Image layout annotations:

※

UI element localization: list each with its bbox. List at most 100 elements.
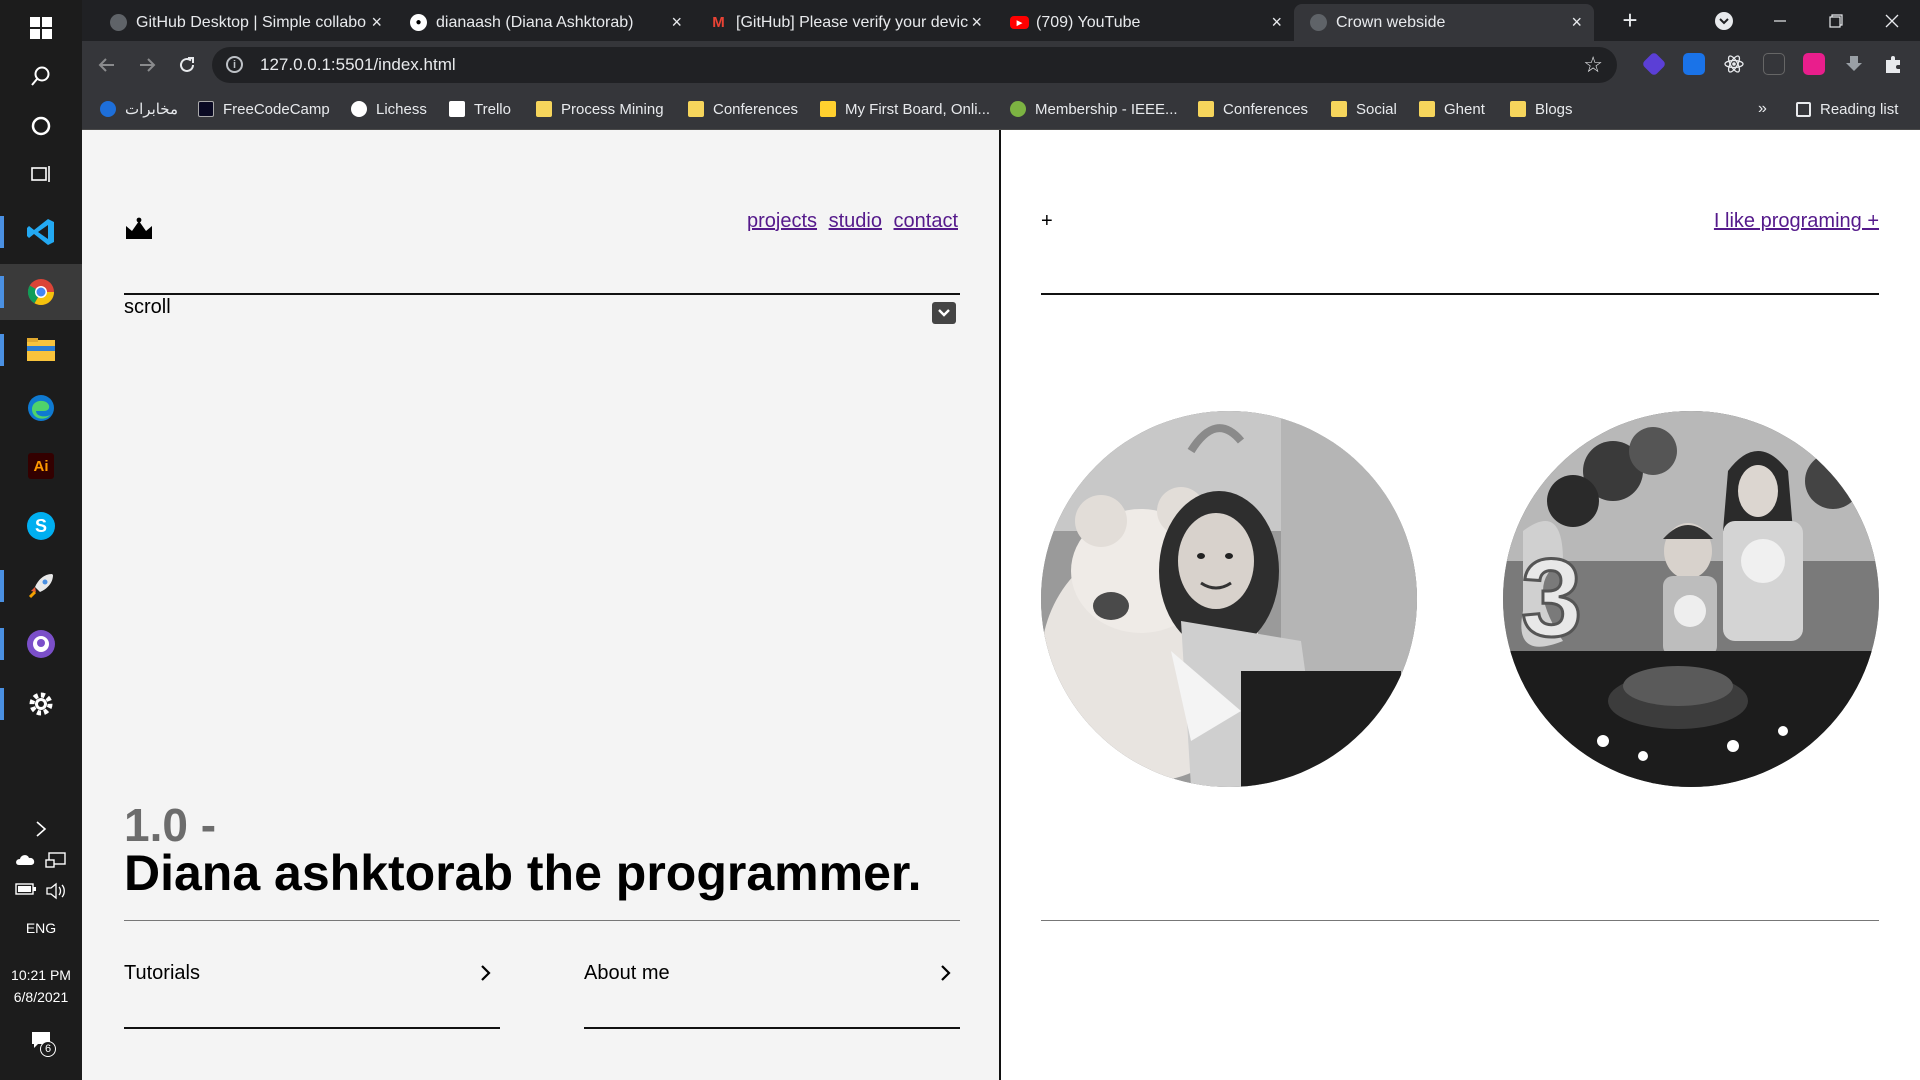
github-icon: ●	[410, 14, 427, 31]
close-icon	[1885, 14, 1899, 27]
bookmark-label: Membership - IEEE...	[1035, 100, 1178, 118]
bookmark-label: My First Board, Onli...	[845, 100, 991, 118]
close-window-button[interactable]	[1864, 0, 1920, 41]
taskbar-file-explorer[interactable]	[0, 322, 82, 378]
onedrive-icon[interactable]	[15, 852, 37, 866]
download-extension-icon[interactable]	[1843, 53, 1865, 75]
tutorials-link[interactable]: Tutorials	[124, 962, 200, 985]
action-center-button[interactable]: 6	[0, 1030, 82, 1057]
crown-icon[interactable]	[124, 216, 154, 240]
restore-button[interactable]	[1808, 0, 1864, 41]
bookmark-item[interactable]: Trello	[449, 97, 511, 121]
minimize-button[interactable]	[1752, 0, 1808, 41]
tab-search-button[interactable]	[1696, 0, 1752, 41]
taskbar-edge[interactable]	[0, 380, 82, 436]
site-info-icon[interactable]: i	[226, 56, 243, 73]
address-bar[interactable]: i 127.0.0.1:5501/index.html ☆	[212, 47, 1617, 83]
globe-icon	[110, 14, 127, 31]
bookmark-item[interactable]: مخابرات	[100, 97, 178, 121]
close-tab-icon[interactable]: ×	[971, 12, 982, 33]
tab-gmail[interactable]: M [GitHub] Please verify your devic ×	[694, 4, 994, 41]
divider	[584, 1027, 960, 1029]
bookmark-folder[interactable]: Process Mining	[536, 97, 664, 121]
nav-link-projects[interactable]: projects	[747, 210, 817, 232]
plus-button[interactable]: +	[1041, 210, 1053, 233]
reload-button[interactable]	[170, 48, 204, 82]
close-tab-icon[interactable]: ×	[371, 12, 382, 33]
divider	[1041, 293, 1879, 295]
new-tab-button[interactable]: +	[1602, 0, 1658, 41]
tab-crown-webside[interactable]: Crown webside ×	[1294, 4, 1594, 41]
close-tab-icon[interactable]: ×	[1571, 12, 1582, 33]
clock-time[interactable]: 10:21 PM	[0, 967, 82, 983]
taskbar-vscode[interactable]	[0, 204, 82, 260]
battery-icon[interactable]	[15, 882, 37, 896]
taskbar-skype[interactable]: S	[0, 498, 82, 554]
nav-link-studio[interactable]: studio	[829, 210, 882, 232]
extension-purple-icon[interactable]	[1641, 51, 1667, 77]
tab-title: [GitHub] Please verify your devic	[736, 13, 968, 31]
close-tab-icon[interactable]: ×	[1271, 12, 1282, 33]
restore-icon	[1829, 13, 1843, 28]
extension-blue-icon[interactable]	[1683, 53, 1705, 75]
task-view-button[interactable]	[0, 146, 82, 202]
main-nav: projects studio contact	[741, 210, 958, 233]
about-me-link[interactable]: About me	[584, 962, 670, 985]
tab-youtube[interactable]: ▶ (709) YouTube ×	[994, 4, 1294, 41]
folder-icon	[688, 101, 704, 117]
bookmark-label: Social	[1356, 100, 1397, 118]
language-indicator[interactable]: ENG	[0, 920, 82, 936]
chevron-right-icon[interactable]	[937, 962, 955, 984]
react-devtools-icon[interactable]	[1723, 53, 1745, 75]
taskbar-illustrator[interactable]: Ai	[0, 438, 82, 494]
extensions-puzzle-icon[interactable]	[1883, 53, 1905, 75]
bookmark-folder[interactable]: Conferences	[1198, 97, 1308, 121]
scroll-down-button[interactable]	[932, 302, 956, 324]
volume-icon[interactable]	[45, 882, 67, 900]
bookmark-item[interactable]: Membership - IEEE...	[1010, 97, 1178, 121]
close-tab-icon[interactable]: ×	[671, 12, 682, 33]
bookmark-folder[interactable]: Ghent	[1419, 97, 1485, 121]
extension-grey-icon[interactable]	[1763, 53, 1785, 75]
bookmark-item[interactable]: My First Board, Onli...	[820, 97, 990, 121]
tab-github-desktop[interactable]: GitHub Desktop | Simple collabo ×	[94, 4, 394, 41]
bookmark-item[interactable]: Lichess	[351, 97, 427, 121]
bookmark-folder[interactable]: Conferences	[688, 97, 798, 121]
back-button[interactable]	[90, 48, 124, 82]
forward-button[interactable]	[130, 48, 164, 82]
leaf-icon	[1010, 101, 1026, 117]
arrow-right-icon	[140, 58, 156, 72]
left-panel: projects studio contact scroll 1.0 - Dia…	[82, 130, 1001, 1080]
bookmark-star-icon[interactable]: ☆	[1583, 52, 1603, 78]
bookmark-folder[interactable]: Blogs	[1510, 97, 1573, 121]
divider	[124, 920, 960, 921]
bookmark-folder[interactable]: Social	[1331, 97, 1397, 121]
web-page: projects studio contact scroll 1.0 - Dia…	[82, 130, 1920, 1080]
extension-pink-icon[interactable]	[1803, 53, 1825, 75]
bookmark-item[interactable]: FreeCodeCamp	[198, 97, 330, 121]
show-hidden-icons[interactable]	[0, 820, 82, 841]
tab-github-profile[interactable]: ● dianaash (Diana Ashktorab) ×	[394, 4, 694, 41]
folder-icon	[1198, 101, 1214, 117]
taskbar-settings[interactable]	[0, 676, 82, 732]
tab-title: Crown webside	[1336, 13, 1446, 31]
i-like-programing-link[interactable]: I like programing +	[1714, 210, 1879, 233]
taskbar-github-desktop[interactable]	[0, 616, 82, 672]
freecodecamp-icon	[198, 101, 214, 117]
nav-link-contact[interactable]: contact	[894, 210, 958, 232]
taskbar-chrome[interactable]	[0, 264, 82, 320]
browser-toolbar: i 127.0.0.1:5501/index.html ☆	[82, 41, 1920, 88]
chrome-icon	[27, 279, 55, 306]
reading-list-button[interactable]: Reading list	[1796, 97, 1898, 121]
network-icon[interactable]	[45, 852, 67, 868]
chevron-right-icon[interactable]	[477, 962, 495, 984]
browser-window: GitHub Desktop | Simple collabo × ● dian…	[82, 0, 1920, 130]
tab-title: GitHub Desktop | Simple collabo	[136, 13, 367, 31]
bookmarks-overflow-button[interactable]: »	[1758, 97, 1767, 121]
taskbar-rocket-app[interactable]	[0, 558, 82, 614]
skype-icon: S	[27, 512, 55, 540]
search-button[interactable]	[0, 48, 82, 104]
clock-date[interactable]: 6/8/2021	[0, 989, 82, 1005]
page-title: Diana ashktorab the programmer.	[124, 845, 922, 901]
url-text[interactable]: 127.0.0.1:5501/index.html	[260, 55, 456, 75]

※

* Problem description *
Express the lines of the records as a Markdown table with the columns "No." and "Line," numbering the rows and leaving out blank lines. Start with the line containing "14, 427, 31]" and continue through the line containing "210, 817, 232]", including both.

* Task answer *
| No. | Line |
|---|---|
| 1 | github-icon: ●	[410, 14, 427, 31] |
| 2 | close-icon	[1885, 14, 1899, 27] |
| 3 | bookmark-label: Membership - IEEE...	[1035, 100, 1178, 118] |
| 4 | bookmark-label: My First Board, Onli...	[845, 100, 991, 118] |
| 5 | close-window-button[interactable]	[1864, 0, 1920, 41] |
| 6 | taskbar-file-explorer[interactable]	[0, 322, 82, 378] |
| 7 | onedrive-icon[interactable]	[15, 852, 37, 866] |
| 8 | download-extension-icon[interactable]	[1843, 53, 1865, 75] |
| 9 | tutorials-link[interactable]: Tutorials	[124, 962, 200, 985] |
| 10 | action-center-button[interactable]: 6	[0, 1030, 82, 1057] |
| 11 | crown-icon[interactable]	[124, 216, 154, 240] |
| 12 | restore-button[interactable]	[1808, 0, 1864, 41] |
| 13 | bookmark-item[interactable]: Trello	[449, 97, 511, 121] |
| 14 | minimize-button[interactable]	[1752, 0, 1808, 41] |
| 15 | tab-search-button[interactable]	[1696, 0, 1752, 41] |
| 16 | taskbar-edge[interactable]	[0, 380, 82, 436] |
| 17 | site-info-icon[interactable]: i	[226, 56, 243, 73] |
| 18 | address-bar[interactable]: i 127.0.0.1:5501/index.html ☆	[212, 47, 1617, 83] |
| 19 | globe-icon	[110, 14, 127, 31] |
| 20 | bookmark-item[interactable]: مخابرات	[100, 97, 178, 121] |
| 21 | close-tab-icon[interactable]: ×	[971, 12, 982, 33] |
| 22 | tab-gmail[interactable]: M [GitHub] Please verify your devic ×	[694, 4, 994, 41] |
| 23 | divider	[584, 1027, 960, 1029] |
| 24 | bookmark-folder[interactable]: Process Mining	[536, 97, 664, 121] |
| 25 | nav-link-projects[interactable]: projects	[747, 210, 817, 232] |